┏━━

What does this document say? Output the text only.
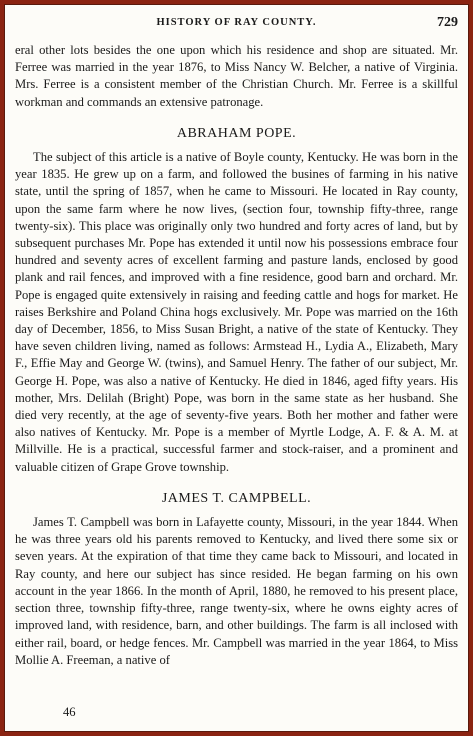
HISTORY OF RAY COUNTY.	729

eral other lots besides the one upon which his residence and shop are situated. Mr. Ferree was married in the year 1876, to Miss Nancy W. Belcher, a native of Virginia. Mrs. Ferree is a consistent member of the Christian Church. Mr. Ferree is a skillful workman and commands an extensive patronage.

ABRAHAM POPE.

The subject of this article is a native of Boyle county, Kentucky. He was born in the year 1835. He grew up on a farm, and followed the busines of farming in his native state, until the spring of 1857, when he came to Missouri. He located in Ray county, upon the same farm where he now lives, (section four, township fifty-three, range twenty-six). This place was originally only two hundred and forty acres of land, but by subsequent purchases Mr. Pope has extended it until now his possessions embrace four hundred and seventy acres of excellent farming and pasture lands, enclosed by good plank and rail fences, and improved with a fine residence, good barn and orchard. Mr. Pope is engaged quite extensively in raising and feeding cattle and hogs for market. He raises Berkshire and Poland China hogs exclusively. Mr. Pope was married on the 16th day of December, 1856, to Miss Susan Bright, a native of the state of Kentucky. They have seven children living, named as follows: Armstead H., Lydia A., Elizabeth, Mary F., Effie May and George W. (twins), and Samuel Henry. The father of our subject, Mr. George H. Pope, was also a native of Kentucky. He died in 1846, aged fifty years. His mother, Mrs. Delilah (Bright) Pope, was born in the same state as her husband. She died very recently, at the age of seventy-five years. Both her mother and father were also natives of Kentucky. Mr. Pope is a member of Myrtle Lodge, A. F. & A. M. at Millville. He is a practical, successful farmer and stock-raiser, and a prominent and valuable citizen of Grape Grove township.

JAMES T. CAMPBELL.

James T. Campbell was born in Lafayette county, Missouri, in the year 1844. When he was three years old his parents removed to Kentucky, and lived there some six or seven years. At the expiration of that time they came back to Missouri, and located in Ray county, and here our subject has since resided. He began farming on his own account in the year 1866. In the month of April, 1880, he removed to his present place, section three, township fifty-three, range twenty-six, where he owns eighty acres of improved land, with residence, barn, and other buildings. The farm is all inclosed with either rail, board, or hedge fences. Mr. Campbell was married in the year 1864, to Miss Mollie A. Freeman, a native of

46
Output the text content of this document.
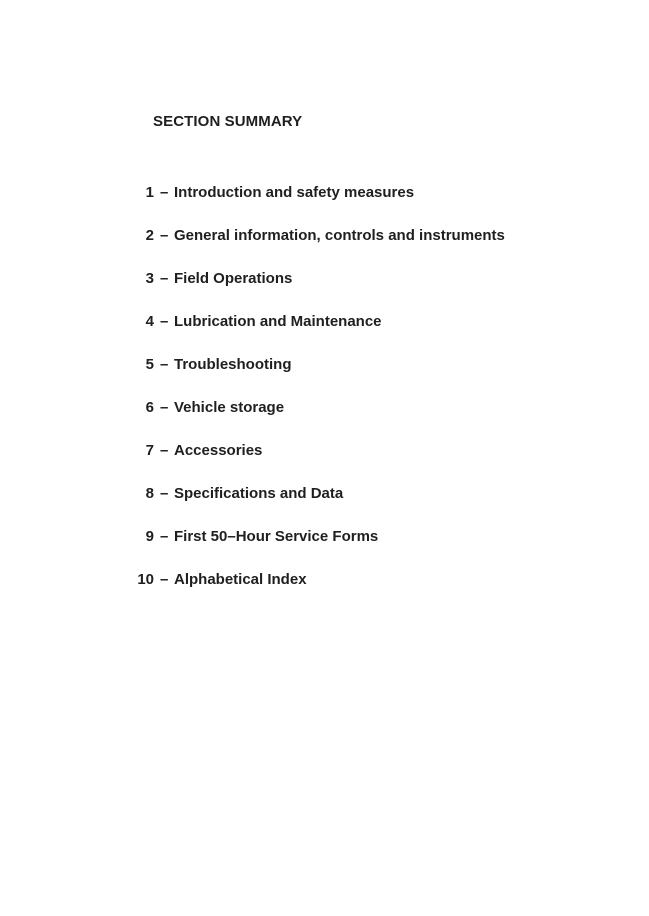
SECTION SUMMARY
1 – Introduction and safety measures
2 – General information, controls and instruments
3 – Field Operations
4 – Lubrication and Maintenance
5 – Troubleshooting
6 – Vehicle storage
7 – Accessories
8 – Specifications and Data
9 – First 50–Hour Service Forms
10 – Alphabetical Index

┗━━

WHAT YOU WILL DO
Set down exactly, from the line that contains "Output the text content of this document." through the last line of the data, each line as it stands, and leave the pictures out.

FINISHED TASK
Output the text content of this document.
SECTION SUMMARY
1 – Introduction and safety measures
2 – General information, controls and instruments
3 – Field Operations
4 – Lubrication and Maintenance
5 – Troubleshooting
6 – Vehicle storage
7 – Accessories
8 – Specifications and Data
9 – First 50–Hour Service Forms
10 – Alphabetical Index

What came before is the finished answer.